◆ **RECORDS TO PROCESS**:
####

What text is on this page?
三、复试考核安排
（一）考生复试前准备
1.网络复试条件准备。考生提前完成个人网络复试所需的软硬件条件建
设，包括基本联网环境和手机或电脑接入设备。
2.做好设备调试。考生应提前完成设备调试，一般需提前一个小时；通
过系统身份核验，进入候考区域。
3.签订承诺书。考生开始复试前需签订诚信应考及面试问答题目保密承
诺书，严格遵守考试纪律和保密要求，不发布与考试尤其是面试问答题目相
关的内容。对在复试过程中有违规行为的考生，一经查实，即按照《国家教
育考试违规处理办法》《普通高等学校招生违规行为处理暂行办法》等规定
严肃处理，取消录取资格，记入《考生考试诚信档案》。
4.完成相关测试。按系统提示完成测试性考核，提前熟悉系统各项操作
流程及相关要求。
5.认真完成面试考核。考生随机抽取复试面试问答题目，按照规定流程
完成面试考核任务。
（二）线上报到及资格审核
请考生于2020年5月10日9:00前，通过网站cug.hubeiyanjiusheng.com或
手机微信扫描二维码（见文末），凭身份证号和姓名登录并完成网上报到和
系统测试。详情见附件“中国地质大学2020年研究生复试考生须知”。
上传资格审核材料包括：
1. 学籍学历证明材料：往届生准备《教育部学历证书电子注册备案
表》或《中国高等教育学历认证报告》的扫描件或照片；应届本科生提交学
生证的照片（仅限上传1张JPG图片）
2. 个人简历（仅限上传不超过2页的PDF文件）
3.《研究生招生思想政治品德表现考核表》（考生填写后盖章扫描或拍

####

◆ **WHAT YOU NEED TO DO**: Repeat the data above, word for word.

◆ **TASK OUTPUT**:
What text is on this page?
三、复试考核安排
（一）考生复试前准备
1.网络复试条件准备。考生提前完成个人网络复试所需的软硬件条件建
设，包括基本联网环境和手机或电脑接入设备。
2.做好设备调试。考生应提前完成设备调试，一般需提前一个小时；通
过系统身份核验，进入候考区域。
3.签订承诺书。考生开始复试前需签订诚信应考及面试问答题目保密承
诺书，严格遵守考试纪律和保密要求，不发布与考试尤其是面试问答题目相
关的内容。对在复试过程中有违规行为的考生，一经查实，即按照《国家教
育考试违规处理办法》《普通高等学校招生违规行为处理暂行办法》等规定
严肃处理，取消录取资格，记入《考生考试诚信档案》。
4.完成相关测试。按系统提示完成测试性考核，提前熟悉系统各项操作
流程及相关要求。
5.认真完成面试考核。考生随机抽取复试面试问答题目，按照规定流程
完成面试考核任务。
（二）线上报到及资格审核
请考生于2020年5月10日9:00前，通过网站cug.hubeiyanjiusheng.com或
手机微信扫描二维码（见文末），凭身份证号和姓名登录并完成网上报到和
系统测试。详情见附件“中国地质大学2020年研究生复试考生须知”。
上传资格审核材料包括：
1. 学籍学历证明材料：往届生准备《教育部学历证书电子注册备案
表》或《中国高等教育学历认证报告》的扫描件或照片；应届本科生提交学
生证的照片（仅限上传1张JPG图片）
2. 个人简历（仅限上传不超过2页的PDF文件）
3.《研究生招生思想政治品德表现考核表》（考生填写后盖章扫描或拍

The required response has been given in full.